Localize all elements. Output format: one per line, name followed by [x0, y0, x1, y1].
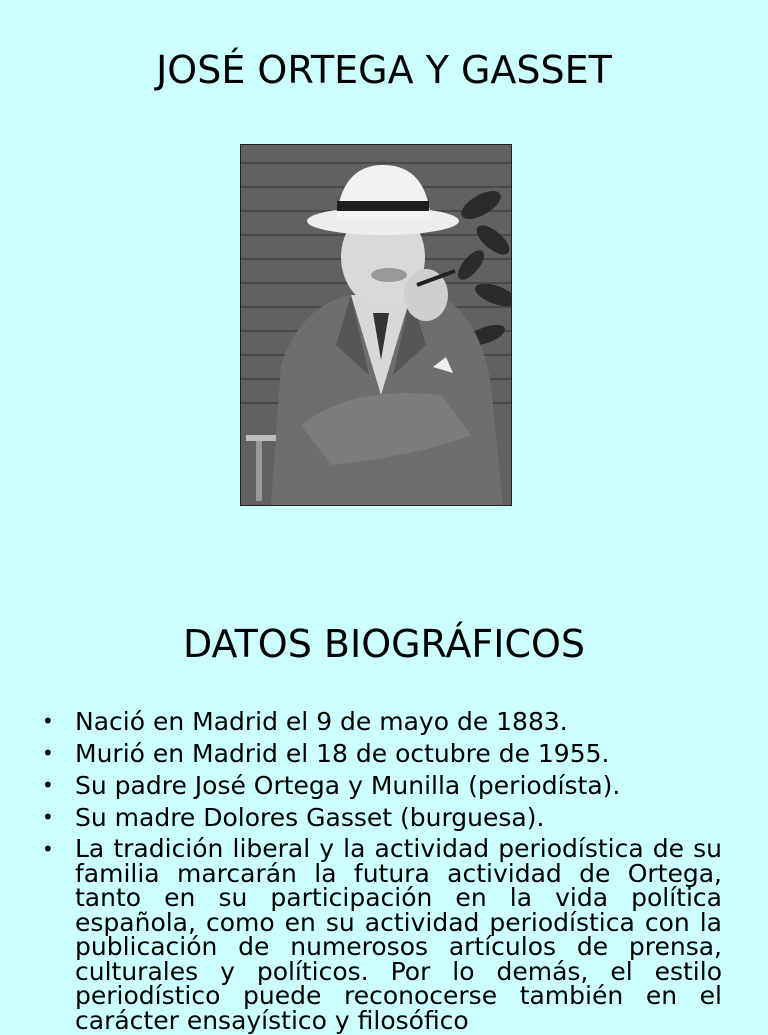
slide-title: JOSÉ ORTEGA Y GASSET [156, 48, 612, 92]
bullet-icon: • [42, 805, 54, 829]
biography-bullet-list [42, 706, 722, 1034]
list-item-text: Nació en Madrid el 9 de mayo de 1883. [75, 707, 568, 736]
list-item [42, 738, 722, 769]
portrait-photo [240, 144, 512, 506]
portrait-illustration [241, 145, 511, 505]
list-item [42, 770, 722, 801]
list-item-text: La tradición liberal y la actividad periodística de su familia marcarán la futura actividad de Ortega, tanto en su participación en la vida política española, como en su actividad periodística con la publicación de numerosos artículos de prensa, culturales y políticos. Por lo demás, el estilo periodístico puede reconocerse también en el carácter ensayístico y filosófico [75, 834, 722, 1035]
bullet-icon: • [42, 709, 54, 733]
section-title: DATOS BIOGRÁFICOS [182, 622, 586, 666]
list-item-text: Su padre José Ortega y Munilla (periodísta). [75, 771, 621, 800]
list-item-text: Su madre Dolores Gasset (burguesa). [75, 803, 545, 832]
bullet-icon: • [42, 773, 54, 797]
bullet-icon: • [42, 837, 54, 861]
bullet-icon: • [42, 741, 54, 765]
list-item [42, 802, 722, 833]
list-item [42, 706, 722, 737]
list-item-text: Murió en Madrid el 18 de octubre de 1955. [75, 739, 610, 768]
list-item [42, 834, 722, 1033]
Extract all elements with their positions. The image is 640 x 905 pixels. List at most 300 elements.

[YOUR OBJECTIVE] Format every line of the data above as a JSON list of strings, one string per line, skipping blank lines. Leave the pictures out.

[ANSWER TO THE PROBLEM]
[
  "Localize all elements. Output format: one per line, name followed by [x0, y0, x1, y1].",
  "slide-title: JOSÉ ORTEGA Y GASSET [156, 48, 612, 92]",
  "bullet-icon: • [42, 805, 54, 829]",
  "biography-bullet-list [42, 706, 722, 1034]",
  "list-item-text: Nació en Madrid el 9 de mayo de 1883. [75, 707, 568, 736]",
  "list-item [42, 738, 722, 769]",
  "portrait-photo [240, 144, 512, 506]",
  "portrait-illustration [241, 145, 511, 505]",
  "list-item [42, 770, 722, 801]",
  "list-item-text: La tradición liberal y la actividad periodística de su familia marcarán la futura actividad de Ortega, tanto en su participación en la vida política española, como en su actividad periodística con la publicación de numerosos artículos de prensa, culturales y políticos. Por lo demás, el estilo periodístico puede reconocerse también en el carácter ensayístico y filosófico [75, 834, 722, 1035]",
  "bullet-icon: • [42, 709, 54, 733]",
  "section-title: DATOS BIOGRÁFICOS [182, 622, 586, 666]",
  "list-item-text: Su padre José Ortega y Munilla (periodísta). [75, 771, 621, 800]",
  "list-item-text: Su madre Dolores Gasset (burguesa). [75, 803, 545, 832]",
  "bullet-icon: • [42, 773, 54, 797]",
  "bullet-icon: • [42, 837, 54, 861]",
  "bullet-icon: • [42, 741, 54, 765]",
  "list-item [42, 802, 722, 833]",
  "list-item [42, 706, 722, 737]",
  "list-item-text: Murió en Madrid el 18 de octubre de 1955. [75, 739, 610, 768]",
  "list-item [42, 834, 722, 1033]",
  "Extract all elements with their positions. The image is 640 x 905 pixels. List at most 300 elements."
]